>> begin DATA LINES

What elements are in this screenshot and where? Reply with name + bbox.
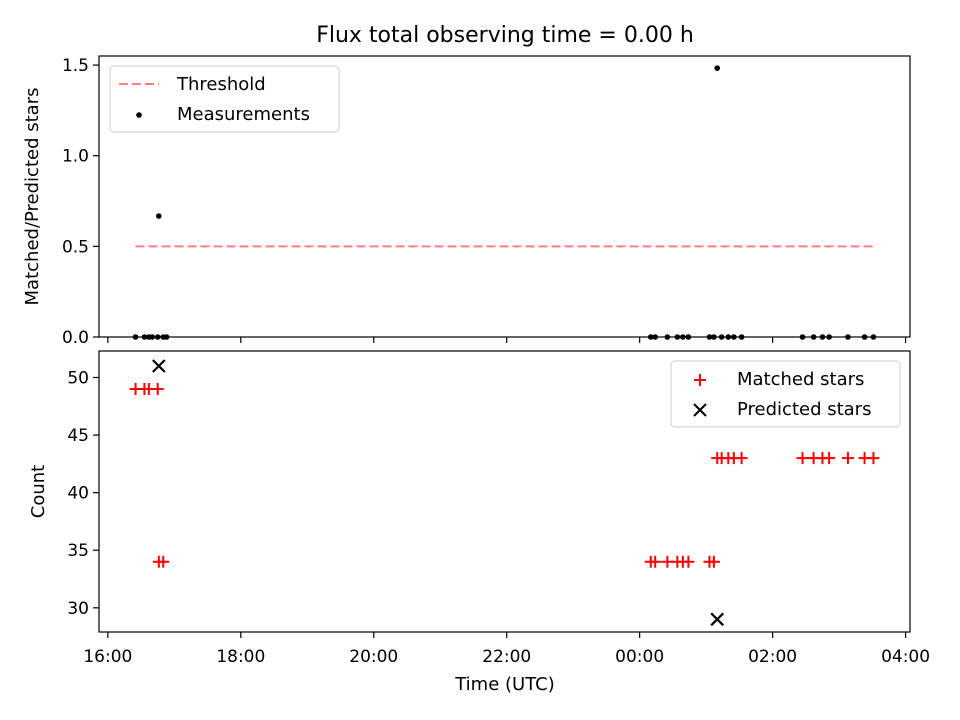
chart-title: Flux total observing time = 0.00 h [316,23,694,48]
matched-star-point [707,555,720,568]
matched-star-point [649,555,662,568]
predicted-star-point [152,359,166,373]
matched-star-point [823,452,836,465]
bottom-legend-box [670,360,901,428]
matched-star-point [157,555,170,568]
matched-star-point [796,452,809,465]
bot-xtick-label: 20:00 [349,647,398,667]
top-ytick-label: 0.5 [62,237,89,257]
bot-ytick-label: 50 [67,368,89,388]
legend-measurements-label: Measurements [177,104,310,125]
top-ytick-label: 0.0 [62,328,89,348]
bot-xtick-label: 02:00 [748,647,797,667]
legend-matched-label: Matched stars [737,369,864,390]
bottom-panel: 30 35 40 45 50 16:00 18:00 20:00 22:00 00:00 02:0… [28,350,930,695]
bot-ytick-label: 45 [67,426,89,446]
legend-threshold-label: Threshold [176,74,266,95]
legend-predicted-label: Predicted stars [737,399,871,420]
bot-xtick-label: 04:00 [881,647,930,667]
bot-ytick-label: 30 [67,599,89,619]
bot-xtick-label: 00:00 [615,647,664,667]
measurement-point [714,65,721,71]
matched-star-point [682,555,695,568]
bottom-y-axis-label: Count [28,465,49,518]
matched-star-point [151,383,164,396]
bottom-plot-frame [98,350,911,633]
matched-star-point [867,452,880,465]
legend-matched-swatch [694,374,706,386]
bot-ytick-label: 40 [67,484,89,504]
measurement-point [156,213,162,219]
bot-xtick-label: 18:00 [216,647,265,667]
matched-star-point [735,452,748,465]
matched-star-point [841,452,854,465]
top-legend: Threshold Measurements [109,65,340,133]
top-ytick-label: 1.5 [62,56,89,76]
top-legend-box [109,65,340,133]
top-plot-frame [98,55,911,338]
bot-xtick-label: 22:00 [482,647,531,667]
legend-measurements-swatch [136,112,142,118]
bot-xtick-label: 16:00 [83,647,132,667]
top-ytick-label: 1.0 [62,147,89,167]
x-axis-label: Time (UTC) [454,674,555,695]
bot-ytick-label: 35 [67,541,89,561]
predicted-star-point [710,612,724,627]
top-panel: 0.0 0.5 1.0 1.5 Matched/Predicted stars Thr… [22,55,911,348]
legend-predicted-swatch [693,403,707,417]
top-y-axis-label: Matched/Predicted stars [22,88,43,306]
bottom-legend: Matched stars Predicted stars [670,360,901,428]
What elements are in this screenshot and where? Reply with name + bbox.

>> end DATA LINES

YOUR TASK — Please copy all the rows above word for word, omitting the picture.

PROBLEM SOLUTION —
What elements are in this screenshot and where? Reply with name + bbox.
chart-title: Flux total observing time = 0.00 h [316,23,694,48]
matched-star-point [707,555,720,568]
matched-star-point [649,555,662,568]
predicted-star-point [152,359,166,373]
matched-star-point [823,452,836,465]
bottom-legend-box [670,360,901,428]
matched-star-point [157,555,170,568]
matched-star-point [796,452,809,465]
bot-xtick-label: 20:00 [349,647,398,667]
top-ytick-label: 0.5 [62,237,89,257]
bot-ytick-label: 50 [67,368,89,388]
legend-measurements-label: Measurements [177,104,310,125]
top-ytick-label: 0.0 [62,328,89,348]
bot-xtick-label: 02:00 [748,647,797,667]
legend-matched-label: Matched stars [737,369,864,390]
bottom-panel: 30 35 40 45 50 16:00 18:00 20:00 22:00 00:00 02:0… [28,350,930,695]
bot-ytick-label: 45 [67,426,89,446]
legend-threshold-label: Threshold [176,74,266,95]
legend-predicted-label: Predicted stars [737,399,871,420]
bot-xtick-label: 04:00 [881,647,930,667]
bot-ytick-label: 30 [67,599,89,619]
bot-xtick-label: 00:00 [615,647,664,667]
measurement-point [714,65,721,71]
matched-star-point [682,555,695,568]
bottom-y-axis-label: Count [28,465,49,518]
matched-star-point [151,383,164,396]
bottom-plot-frame [98,350,911,633]
matched-star-point [867,452,880,465]
legend-matched-swatch [694,374,706,386]
bot-ytick-label: 40 [67,484,89,504]
measurement-point [156,213,162,219]
bot-xtick-label: 18:00 [216,647,265,667]
matched-star-point [735,452,748,465]
matched-star-point [841,452,854,465]
top-legend: Threshold Measurements [109,65,340,133]
top-ytick-label: 1.5 [62,56,89,76]
top-legend-box [109,65,340,133]
top-plot-frame [98,55,911,338]
bot-xtick-label: 22:00 [482,647,531,667]
legend-measurements-swatch [136,112,142,118]
bot-xtick-label: 16:00 [83,647,132,667]
top-ytick-label: 1.0 [62,147,89,167]
x-axis-label: Time (UTC) [454,674,555,695]
bot-ytick-label: 35 [67,541,89,561]
predicted-star-point [710,612,724,627]
top-panel: 0.0 0.5 1.0 1.5 Matched/Predicted stars Thr… [22,55,911,348]
legend-predicted-swatch [693,403,707,417]
top-y-axis-label: Matched/Predicted stars [22,88,43,306]
bottom-legend: Matched stars Predicted stars [670,360,901,428]
What elements are in this screenshot and where? Reply with name + bbox.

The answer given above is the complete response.